# Entries supplied
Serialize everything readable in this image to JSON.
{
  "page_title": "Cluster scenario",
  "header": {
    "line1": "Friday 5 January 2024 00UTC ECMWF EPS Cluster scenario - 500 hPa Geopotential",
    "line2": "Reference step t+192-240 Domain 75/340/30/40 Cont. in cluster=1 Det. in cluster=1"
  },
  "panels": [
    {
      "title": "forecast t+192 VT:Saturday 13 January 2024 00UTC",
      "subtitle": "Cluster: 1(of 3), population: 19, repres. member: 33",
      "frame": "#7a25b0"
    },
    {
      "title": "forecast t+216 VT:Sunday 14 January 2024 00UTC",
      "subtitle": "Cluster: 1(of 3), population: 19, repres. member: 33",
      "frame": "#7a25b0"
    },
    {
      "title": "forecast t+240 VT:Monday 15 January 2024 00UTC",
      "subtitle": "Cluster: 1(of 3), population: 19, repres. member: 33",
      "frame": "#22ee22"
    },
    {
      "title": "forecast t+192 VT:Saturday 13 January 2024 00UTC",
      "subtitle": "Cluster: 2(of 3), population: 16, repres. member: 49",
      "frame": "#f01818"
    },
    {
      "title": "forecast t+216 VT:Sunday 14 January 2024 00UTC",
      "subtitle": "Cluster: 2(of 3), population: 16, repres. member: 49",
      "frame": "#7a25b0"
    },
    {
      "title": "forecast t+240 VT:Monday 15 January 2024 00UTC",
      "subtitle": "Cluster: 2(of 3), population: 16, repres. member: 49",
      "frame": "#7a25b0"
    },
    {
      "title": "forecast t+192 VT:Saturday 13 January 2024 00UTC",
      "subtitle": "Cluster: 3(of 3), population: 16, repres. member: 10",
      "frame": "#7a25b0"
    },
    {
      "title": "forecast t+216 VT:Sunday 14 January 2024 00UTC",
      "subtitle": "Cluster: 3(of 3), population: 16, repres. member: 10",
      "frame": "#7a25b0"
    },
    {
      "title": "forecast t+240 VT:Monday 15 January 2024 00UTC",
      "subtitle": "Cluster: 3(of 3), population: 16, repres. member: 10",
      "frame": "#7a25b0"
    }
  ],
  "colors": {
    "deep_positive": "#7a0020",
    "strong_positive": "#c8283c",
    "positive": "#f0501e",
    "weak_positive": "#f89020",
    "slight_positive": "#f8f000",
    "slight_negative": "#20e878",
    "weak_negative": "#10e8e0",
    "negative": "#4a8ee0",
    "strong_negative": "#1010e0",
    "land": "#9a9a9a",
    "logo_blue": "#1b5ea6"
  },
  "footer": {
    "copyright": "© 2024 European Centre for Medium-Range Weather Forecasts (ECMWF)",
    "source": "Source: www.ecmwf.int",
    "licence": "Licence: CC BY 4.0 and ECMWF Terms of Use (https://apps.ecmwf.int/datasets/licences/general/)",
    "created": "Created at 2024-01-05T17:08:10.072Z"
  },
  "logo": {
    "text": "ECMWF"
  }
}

# Task directions
Repeat all entries. Match them exactly.

# The reply
Serialize everything readable in this image to JSON.
{
  "page_title": "Cluster scenario",
  "header": {
    "line1": "Friday 5 January 2024 00UTC ECMWF EPS Cluster scenario - 500 hPa Geopotential",
    "line2": "Reference step t+192-240 Domain 75/340/30/40 Cont. in cluster=1 Det. in cluster=1"
  },
  "panels": [
    {
      "title": "forecast t+192 VT:Saturday 13 January 2024 00UTC",
      "subtitle": "Cluster: 1(of 3), population: 19, repres. member: 33",
      "frame": "#7a25b0"
    },
    {
      "title": "forecast t+216 VT:Sunday 14 January 2024 00UTC",
      "subtitle": "Cluster: 1(of 3), population: 19, repres. member: 33",
      "frame": "#7a25b0"
    },
    {
      "title": "forecast t+240 VT:Monday 15 January 2024 00UTC",
      "subtitle": "Cluster: 1(of 3), population: 19, repres. member: 33",
      "frame": "#22ee22"
    },
    {
      "title": "forecast t+192 VT:Saturday 13 January 2024 00UTC",
      "subtitle": "Cluster: 2(of 3), population: 16, repres. member: 49",
      "frame": "#f01818"
    },
    {
      "title": "forecast t+216 VT:Sunday 14 January 2024 00UTC",
      "subtitle": "Cluster: 2(of 3), population: 16, repres. member: 49",
      "frame": "#7a25b0"
    },
    {
      "title": "forecast t+240 VT:Monday 15 January 2024 00UTC",
      "subtitle": "Cluster: 2(of 3), population: 16, repres. member: 49",
      "frame": "#7a25b0"
    },
    {
      "title": "forecast t+192 VT:Saturday 13 January 2024 00UTC",
      "subtitle": "Cluster: 3(of 3), population: 16, repres. member: 10",
      "frame": "#7a25b0"
    },
    {
      "title": "forecast t+216 VT:Sunday 14 January 2024 00UTC",
      "subtitle": "Cluster: 3(of 3), population: 16, repres. member: 10",
      "frame": "#7a25b0"
    },
    {
      "title": "forecast t+240 VT:Monday 15 January 2024 00UTC",
      "subtitle": "Cluster: 3(of 3), population: 16, repres. member: 10",
      "frame": "#7a25b0"
    }
  ],
  "colors": {
    "deep_positive": "#7a0020",
    "strong_positive": "#c8283c",
    "positive": "#f0501e",
    "weak_positive": "#f89020",
    "slight_positive": "#f8f000",
    "slight_negative": "#20e878",
    "weak_negative": "#10e8e0",
    "negative": "#4a8ee0",
    "strong_negative": "#1010e0",
    "land": "#9a9a9a",
    "logo_blue": "#1b5ea6"
  },
  "footer": {
    "copyright": "© 2024 European Centre for Medium-Range Weather Forecasts (ECMWF)",
    "source": "Source: www.ecmwf.int",
    "licence": "Licence: CC BY 4.0 and ECMWF Terms of Use (https://apps.ecmwf.int/datasets/licences/general/)",
    "created": "Created at 2024-01-05T17:08:10.072Z"
  },
  "logo": {
    "text": "ECMWF"
  }
}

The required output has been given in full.